(Recorded data):

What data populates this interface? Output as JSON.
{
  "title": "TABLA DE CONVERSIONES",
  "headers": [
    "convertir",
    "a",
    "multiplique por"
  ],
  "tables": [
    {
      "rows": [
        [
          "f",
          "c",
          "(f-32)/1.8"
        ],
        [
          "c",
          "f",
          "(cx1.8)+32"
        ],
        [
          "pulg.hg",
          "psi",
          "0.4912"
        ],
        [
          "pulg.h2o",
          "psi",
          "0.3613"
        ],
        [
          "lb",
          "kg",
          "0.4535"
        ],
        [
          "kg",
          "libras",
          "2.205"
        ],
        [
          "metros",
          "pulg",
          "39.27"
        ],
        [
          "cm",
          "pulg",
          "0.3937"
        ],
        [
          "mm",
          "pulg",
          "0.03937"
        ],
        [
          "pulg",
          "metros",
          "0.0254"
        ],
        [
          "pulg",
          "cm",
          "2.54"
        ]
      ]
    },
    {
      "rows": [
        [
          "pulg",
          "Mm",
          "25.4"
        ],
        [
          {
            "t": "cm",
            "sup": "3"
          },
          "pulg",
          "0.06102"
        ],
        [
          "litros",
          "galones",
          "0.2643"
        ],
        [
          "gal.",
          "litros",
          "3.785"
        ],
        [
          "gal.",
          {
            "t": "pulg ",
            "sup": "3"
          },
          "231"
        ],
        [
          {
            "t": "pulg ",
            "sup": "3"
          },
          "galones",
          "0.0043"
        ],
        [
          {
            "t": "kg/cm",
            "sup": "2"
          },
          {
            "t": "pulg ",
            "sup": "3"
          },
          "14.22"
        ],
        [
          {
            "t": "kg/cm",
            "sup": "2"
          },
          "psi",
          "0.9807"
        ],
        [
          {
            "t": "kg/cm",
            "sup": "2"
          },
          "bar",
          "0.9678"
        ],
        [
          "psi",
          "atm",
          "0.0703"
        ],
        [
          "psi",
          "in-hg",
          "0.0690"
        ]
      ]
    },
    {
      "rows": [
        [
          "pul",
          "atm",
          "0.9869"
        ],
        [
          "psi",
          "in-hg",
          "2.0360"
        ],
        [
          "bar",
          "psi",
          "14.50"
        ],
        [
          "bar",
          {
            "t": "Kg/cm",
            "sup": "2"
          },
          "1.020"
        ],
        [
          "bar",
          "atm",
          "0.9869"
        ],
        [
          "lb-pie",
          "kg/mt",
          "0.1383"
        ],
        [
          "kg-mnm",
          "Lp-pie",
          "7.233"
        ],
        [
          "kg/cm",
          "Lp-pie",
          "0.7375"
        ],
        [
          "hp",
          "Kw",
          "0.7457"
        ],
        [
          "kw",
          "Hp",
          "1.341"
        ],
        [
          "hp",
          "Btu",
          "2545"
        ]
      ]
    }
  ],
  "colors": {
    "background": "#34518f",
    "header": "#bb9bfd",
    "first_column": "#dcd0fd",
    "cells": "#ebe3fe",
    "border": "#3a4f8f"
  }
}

(Exercise instructions):
Print back all the lines verbatim.

(Completed task):
What data populates this interface? Output as JSON.
{
  "title": "TABLA DE CONVERSIONES",
  "headers": [
    "convertir",
    "a",
    "multiplique por"
  ],
  "tables": [
    {
      "rows": [
        [
          "f",
          "c",
          "(f-32)/1.8"
        ],
        [
          "c",
          "f",
          "(cx1.8)+32"
        ],
        [
          "pulg.hg",
          "psi",
          "0.4912"
        ],
        [
          "pulg.h2o",
          "psi",
          "0.3613"
        ],
        [
          "lb",
          "kg",
          "0.4535"
        ],
        [
          "kg",
          "libras",
          "2.205"
        ],
        [
          "metros",
          "pulg",
          "39.27"
        ],
        [
          "cm",
          "pulg",
          "0.3937"
        ],
        [
          "mm",
          "pulg",
          "0.03937"
        ],
        [
          "pulg",
          "metros",
          "0.0254"
        ],
        [
          "pulg",
          "cm",
          "2.54"
        ]
      ]
    },
    {
      "rows": [
        [
          "pulg",
          "Mm",
          "25.4"
        ],
        [
          {
            "t": "cm",
            "sup": "3"
          },
          "pulg",
          "0.06102"
        ],
        [
          "litros",
          "galones",
          "0.2643"
        ],
        [
          "gal.",
          "litros",
          "3.785"
        ],
        [
          "gal.",
          {
            "t": "pulg ",
            "sup": "3"
          },
          "231"
        ],
        [
          {
            "t": "pulg ",
            "sup": "3"
          },
          "galones",
          "0.0043"
        ],
        [
          {
            "t": "kg/cm",
            "sup": "2"
          },
          {
            "t": "pulg ",
            "sup": "3"
          },
          "14.22"
        ],
        [
          {
            "t": "kg/cm",
            "sup": "2"
          },
          "psi",
          "0.9807"
        ],
        [
          {
            "t": "kg/cm",
            "sup": "2"
          },
          "bar",
          "0.9678"
        ],
        [
          "psi",
          "atm",
          "0.0703"
        ],
        [
          "psi",
          "in-hg",
          "0.0690"
        ]
      ]
    },
    {
      "rows": [
        [
          "pul",
          "atm",
          "0.9869"
        ],
        [
          "psi",
          "in-hg",
          "2.0360"
        ],
        [
          "bar",
          "psi",
          "14.50"
        ],
        [
          "bar",
          {
            "t": "Kg/cm",
            "sup": "2"
          },
          "1.020"
        ],
        [
          "bar",
          "atm",
          "0.9869"
        ],
        [
          "lb-pie",
          "kg/mt",
          "0.1383"
        ],
        [
          "kg-mnm",
          "Lp-pie",
          "7.233"
        ],
        [
          "kg/cm",
          "Lp-pie",
          "0.7375"
        ],
        [
          "hp",
          "Kw",
          "0.7457"
        ],
        [
          "kw",
          "Hp",
          "1.341"
        ],
        [
          "hp",
          "Btu",
          "2545"
        ]
      ]
    }
  ],
  "colors": {
    "background": "#34518f",
    "header": "#bb9bfd",
    "first_column": "#dcd0fd",
    "cells": "#ebe3fe",
    "border": "#3a4f8f"
  }
}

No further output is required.